OBJECTIVE A – In the text on online reviews for law firms, what percentage of consumers in the 2014 BrightLocal survey trusted online reviews as much as personal recommendations?
───── TEXT PROVIDED ─────
The online reputation of any business in important now more than ever, but especially for law firms because the commitment involved is a big decision. Unlike other products and services, a client is not able to request a return or demand their money back simply because they didn’t like the outcome. Any serious prospect will be conducting research about your firm before they decide whether or not to make contact. In order to help them make the decision, your marketing efforts must include encouraging online reviews. Visitors will typically look at your social media profile on sites like Facebook, Yelp, and Google, to read what others have to say about their experiences with your firm.

According to a BrightLocal Consumer Review survey from 2014, 88% of consumers said they trusted online reviews as much as personal recommendations. Eighty-five percent of people read up to 10 online reviews when researching a product or service, and 72% said they were more likely to make a purchase if the product or service had favorable online reviews. Public feedback provides a level of credibility and helps instill trust in a prospect even before they make contact. Therefore, it is important to put resources into the marketing and client service efforts to gain reviews.

online review stars

Many firms have traditionally been hesitant to focus on reviews due to the possibility of negative feedback. It is best to mentally accept that fact that you will get some less than stellar reviews – it’s only a matter of time. Satisfied customers don’t always find it necessary to review a service because they have gotten exactly what they expected. On the flip side, unhappy clients will go out of their way to write negative feedback. This is natural and once you come to terms with the business reality of not pleasing every client 100%, you can handle the situation in a professional manner and still appeal to your target clients.

How to Handle Negative Reviews of Your Law Firm

It’s happened. You’ve received a negative review, and you’re finding it very hard not to panic. Before you do anything rash, here are various ways to combat the feedback in order to minimize the reputational damage of your firm.

  • While it may be tempting to respond to the comment by pointing out everything the client did wrong and revealing specific details about the case – don’t! Not only does it make you seem petty and unprofessional, but also from a marketing perspective, it is possible that additional comments will only strengthen the placement of the comment to the top of search engine results. Don’t draw more attention to the matter than necessary.
  • Call the reviewer and address their feedback directly. Sometimes all it takes is the other person understanding why your team worked in a specific way, focused on one angle versus another, or didn’t get the desired results. Allow the client to share how the outcome personally impacted their life and do your best to understand where they are coming from. Offer a fix if there is anything your firm can do to remedy the situation or rework the outcome. Once you have spoken to the person, you may want to add a comment to the review expressing your appreciation that they were open to discussing the matter and you are glad the problem could be resolved in a satisfactory manner.
  • If your call with the reviewer went well, ask them to retract the comment. It may feel self-serving but it is worth asking because it may save you the cost of having to hire a reputation consultant to push the review further down on search engines.
───── PROVIDED RECORDS ─────
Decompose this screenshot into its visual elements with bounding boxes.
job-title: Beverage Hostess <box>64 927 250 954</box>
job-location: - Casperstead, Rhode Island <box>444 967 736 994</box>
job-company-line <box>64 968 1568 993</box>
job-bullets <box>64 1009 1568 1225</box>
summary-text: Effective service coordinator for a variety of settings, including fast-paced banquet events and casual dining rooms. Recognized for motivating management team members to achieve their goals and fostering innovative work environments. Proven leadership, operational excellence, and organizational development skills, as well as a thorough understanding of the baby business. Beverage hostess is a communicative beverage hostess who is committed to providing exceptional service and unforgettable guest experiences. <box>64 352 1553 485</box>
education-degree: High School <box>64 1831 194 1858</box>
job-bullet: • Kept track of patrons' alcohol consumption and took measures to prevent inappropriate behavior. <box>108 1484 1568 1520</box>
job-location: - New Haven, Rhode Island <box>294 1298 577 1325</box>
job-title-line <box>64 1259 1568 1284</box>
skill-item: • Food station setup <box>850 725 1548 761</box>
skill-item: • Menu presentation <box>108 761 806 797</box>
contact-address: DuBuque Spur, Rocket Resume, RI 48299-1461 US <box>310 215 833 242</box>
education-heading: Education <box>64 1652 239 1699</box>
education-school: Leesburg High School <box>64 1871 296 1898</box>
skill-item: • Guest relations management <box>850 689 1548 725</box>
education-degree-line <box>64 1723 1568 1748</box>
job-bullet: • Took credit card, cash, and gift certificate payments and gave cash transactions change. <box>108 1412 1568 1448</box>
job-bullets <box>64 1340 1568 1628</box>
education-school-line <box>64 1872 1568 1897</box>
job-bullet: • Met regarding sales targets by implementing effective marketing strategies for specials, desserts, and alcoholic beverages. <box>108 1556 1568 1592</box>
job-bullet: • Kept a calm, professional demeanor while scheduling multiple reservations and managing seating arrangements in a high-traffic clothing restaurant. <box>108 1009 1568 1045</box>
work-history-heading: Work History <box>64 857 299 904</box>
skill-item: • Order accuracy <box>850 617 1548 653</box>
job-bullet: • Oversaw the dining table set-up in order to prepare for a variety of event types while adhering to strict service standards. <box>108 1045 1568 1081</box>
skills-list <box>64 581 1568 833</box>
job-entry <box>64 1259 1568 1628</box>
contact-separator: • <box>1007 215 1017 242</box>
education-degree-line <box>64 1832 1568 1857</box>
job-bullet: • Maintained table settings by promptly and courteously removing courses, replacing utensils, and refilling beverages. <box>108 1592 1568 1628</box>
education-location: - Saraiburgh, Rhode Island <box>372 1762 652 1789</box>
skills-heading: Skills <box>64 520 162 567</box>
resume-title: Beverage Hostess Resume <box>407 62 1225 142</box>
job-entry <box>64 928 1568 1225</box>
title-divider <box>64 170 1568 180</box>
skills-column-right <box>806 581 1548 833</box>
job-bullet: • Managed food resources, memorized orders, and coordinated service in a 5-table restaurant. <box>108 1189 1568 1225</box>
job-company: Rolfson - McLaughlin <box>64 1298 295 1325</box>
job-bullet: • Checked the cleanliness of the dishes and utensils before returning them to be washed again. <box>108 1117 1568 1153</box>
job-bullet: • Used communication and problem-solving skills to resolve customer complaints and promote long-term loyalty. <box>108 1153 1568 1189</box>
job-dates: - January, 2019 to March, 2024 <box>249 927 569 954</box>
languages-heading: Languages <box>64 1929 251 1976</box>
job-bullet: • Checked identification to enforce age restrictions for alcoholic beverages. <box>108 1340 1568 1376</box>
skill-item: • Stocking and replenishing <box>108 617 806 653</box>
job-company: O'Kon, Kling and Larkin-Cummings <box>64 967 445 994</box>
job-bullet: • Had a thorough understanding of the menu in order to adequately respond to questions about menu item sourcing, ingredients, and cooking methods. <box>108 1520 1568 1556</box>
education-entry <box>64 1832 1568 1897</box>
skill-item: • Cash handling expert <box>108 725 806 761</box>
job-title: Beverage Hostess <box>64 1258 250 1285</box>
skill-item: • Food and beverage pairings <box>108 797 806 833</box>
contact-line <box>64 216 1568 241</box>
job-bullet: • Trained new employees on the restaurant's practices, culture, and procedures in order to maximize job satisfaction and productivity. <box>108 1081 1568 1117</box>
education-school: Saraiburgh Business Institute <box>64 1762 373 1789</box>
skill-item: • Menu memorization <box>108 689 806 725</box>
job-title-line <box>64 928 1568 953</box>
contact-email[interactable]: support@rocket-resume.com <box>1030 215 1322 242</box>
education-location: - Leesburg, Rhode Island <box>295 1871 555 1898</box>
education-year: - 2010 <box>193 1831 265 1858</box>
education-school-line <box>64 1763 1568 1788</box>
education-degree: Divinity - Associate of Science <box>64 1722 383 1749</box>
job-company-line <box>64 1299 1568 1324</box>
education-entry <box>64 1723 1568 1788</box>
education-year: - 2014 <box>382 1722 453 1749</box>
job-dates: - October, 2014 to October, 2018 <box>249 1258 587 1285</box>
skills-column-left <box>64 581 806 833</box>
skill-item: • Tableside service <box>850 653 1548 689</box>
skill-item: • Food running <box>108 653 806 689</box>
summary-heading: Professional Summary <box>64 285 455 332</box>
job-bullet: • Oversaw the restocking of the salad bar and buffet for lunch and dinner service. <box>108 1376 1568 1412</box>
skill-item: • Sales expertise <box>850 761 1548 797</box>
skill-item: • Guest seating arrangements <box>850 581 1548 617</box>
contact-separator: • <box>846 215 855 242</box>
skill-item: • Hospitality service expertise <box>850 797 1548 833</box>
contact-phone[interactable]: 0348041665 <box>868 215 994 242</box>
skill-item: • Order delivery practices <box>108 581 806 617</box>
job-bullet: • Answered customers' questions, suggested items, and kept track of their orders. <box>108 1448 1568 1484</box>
─────
OBJECTIVE B – Quote the rows from the very first one through the line holding "job-bullets <box>64 1009 1568 1225</box>", both included, and give nothing else.

WORKED SOLUTION A – 88%

WORKED SOLUTION B –
Decompose this screenshot into its visual elements with bounding boxes.
job-title: Beverage Hostess <box>64 927 250 954</box>
job-location: - Casperstead, Rhode Island <box>444 967 736 994</box>
job-company-line <box>64 968 1568 993</box>
job-bullets <box>64 1009 1568 1225</box>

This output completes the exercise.